* _Work instructions_
Copy each line holding the string "screenshot".

* _Data excerpts_

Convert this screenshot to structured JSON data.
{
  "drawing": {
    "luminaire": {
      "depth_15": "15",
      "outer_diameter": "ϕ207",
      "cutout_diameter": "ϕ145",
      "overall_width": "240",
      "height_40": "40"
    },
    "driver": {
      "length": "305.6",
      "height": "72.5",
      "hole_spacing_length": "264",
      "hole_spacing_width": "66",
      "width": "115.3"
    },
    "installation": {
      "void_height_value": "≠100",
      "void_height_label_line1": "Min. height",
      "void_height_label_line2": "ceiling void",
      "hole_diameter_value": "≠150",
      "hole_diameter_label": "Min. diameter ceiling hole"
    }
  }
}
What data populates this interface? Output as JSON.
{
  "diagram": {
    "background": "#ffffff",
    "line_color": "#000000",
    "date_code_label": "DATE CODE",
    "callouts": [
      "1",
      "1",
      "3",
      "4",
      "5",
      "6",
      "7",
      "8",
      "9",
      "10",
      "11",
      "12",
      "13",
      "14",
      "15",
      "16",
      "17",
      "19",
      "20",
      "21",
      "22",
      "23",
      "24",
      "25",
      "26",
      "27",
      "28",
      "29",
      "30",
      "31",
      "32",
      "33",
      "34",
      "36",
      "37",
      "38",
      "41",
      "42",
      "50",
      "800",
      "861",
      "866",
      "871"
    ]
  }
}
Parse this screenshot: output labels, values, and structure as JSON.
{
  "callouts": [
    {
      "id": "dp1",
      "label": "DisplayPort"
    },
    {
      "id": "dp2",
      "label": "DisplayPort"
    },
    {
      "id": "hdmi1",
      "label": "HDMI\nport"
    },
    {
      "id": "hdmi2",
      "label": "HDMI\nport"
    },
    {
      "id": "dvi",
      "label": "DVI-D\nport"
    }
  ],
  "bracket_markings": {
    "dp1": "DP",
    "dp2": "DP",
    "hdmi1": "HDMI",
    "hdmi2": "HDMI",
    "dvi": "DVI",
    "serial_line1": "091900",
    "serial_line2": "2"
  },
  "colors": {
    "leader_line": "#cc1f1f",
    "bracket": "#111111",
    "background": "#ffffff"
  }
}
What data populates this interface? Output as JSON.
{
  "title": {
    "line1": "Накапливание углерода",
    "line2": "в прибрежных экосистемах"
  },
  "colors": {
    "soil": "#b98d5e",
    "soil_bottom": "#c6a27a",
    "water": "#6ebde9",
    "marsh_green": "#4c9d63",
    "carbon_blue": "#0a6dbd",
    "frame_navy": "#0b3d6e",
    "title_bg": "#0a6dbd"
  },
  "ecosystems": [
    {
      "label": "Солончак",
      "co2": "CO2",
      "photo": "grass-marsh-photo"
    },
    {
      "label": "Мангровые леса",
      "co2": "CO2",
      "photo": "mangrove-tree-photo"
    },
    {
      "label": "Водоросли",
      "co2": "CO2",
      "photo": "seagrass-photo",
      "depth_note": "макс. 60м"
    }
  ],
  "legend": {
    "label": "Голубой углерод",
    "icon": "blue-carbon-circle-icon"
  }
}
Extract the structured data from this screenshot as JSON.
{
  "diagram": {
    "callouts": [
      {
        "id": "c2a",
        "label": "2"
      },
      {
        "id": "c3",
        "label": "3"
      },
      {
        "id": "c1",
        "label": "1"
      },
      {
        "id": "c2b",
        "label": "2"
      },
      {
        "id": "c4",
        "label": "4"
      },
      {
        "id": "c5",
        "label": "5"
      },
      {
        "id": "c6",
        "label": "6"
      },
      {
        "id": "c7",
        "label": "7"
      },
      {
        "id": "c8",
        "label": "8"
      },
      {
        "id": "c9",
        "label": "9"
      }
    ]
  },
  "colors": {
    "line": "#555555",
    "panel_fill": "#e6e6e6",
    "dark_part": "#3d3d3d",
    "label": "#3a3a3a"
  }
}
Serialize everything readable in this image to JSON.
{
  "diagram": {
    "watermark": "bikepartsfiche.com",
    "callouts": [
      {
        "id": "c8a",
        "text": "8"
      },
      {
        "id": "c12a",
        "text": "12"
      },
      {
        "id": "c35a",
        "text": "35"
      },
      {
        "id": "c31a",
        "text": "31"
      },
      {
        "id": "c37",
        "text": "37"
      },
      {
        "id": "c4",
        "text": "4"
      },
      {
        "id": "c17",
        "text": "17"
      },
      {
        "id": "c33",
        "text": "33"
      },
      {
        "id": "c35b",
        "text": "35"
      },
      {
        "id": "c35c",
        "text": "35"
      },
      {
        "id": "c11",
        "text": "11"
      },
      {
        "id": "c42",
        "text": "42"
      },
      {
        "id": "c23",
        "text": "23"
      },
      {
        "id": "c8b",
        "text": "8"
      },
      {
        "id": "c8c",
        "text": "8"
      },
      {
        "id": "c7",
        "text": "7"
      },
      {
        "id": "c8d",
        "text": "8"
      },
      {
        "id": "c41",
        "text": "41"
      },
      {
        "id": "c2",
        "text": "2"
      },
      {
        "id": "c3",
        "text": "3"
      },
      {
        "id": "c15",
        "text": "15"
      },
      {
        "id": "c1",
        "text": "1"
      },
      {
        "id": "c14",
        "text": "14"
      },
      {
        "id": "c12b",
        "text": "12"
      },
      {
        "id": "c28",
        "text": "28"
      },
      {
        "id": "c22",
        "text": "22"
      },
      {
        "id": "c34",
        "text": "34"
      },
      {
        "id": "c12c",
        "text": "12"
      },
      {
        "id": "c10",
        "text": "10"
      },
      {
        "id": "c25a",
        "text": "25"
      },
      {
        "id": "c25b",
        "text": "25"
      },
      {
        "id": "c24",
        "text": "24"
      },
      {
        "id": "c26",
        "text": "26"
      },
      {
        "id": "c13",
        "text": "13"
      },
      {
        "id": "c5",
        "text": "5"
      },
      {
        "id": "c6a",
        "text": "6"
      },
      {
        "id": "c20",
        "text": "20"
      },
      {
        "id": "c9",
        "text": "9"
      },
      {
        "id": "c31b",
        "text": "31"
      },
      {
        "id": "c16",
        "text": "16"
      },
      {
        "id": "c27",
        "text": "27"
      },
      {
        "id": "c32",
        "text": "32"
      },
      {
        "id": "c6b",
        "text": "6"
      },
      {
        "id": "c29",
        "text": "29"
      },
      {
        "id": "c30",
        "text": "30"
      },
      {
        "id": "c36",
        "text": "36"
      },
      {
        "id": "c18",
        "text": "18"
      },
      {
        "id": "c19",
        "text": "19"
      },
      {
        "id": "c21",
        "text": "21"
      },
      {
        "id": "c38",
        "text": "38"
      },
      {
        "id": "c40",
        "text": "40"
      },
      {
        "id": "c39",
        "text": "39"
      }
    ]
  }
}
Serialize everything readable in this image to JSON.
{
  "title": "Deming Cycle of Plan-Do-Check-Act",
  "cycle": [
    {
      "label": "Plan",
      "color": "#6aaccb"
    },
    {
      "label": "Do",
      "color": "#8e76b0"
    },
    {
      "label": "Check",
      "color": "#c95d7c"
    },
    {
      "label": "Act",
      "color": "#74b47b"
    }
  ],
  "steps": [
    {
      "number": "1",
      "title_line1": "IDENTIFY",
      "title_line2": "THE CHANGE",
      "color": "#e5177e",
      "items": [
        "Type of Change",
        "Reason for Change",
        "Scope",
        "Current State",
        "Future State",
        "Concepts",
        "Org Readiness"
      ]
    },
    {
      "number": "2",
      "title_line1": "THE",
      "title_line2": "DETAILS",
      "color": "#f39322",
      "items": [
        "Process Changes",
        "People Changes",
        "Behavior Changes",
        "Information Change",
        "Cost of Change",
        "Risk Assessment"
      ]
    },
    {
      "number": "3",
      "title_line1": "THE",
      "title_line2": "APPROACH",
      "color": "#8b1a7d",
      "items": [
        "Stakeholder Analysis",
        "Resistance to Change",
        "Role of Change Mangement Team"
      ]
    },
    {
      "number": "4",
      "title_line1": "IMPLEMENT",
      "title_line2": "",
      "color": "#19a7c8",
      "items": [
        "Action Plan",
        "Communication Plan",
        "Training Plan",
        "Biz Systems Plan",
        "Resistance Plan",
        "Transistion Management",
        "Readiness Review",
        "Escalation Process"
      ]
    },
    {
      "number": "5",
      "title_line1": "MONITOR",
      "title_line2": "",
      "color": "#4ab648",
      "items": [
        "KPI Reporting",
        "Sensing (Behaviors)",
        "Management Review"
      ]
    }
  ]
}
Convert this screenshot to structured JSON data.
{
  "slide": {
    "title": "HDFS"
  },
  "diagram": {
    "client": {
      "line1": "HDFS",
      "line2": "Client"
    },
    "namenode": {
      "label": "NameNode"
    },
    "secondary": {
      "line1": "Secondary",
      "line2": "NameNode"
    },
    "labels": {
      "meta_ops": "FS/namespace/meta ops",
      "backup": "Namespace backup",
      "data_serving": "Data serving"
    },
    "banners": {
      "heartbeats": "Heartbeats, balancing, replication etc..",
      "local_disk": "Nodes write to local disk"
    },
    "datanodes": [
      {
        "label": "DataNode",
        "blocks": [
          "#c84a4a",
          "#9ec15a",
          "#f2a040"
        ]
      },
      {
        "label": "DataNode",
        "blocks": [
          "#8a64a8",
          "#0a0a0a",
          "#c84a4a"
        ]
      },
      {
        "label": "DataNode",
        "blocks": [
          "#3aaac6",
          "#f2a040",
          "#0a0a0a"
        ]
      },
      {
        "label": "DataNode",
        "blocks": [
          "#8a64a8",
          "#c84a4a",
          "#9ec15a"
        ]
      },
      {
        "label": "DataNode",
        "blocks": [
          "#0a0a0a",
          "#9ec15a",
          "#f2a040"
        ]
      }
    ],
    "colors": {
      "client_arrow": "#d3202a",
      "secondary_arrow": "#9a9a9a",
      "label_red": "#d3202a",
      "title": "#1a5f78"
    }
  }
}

* _Result for this exercise_
Convert this screenshot to structured JSON data.
Parse this screenshot: output labels, values, and structure as JSON.
Extract the structured data from this screenshot as JSON.
Convert this screenshot to structured JSON data.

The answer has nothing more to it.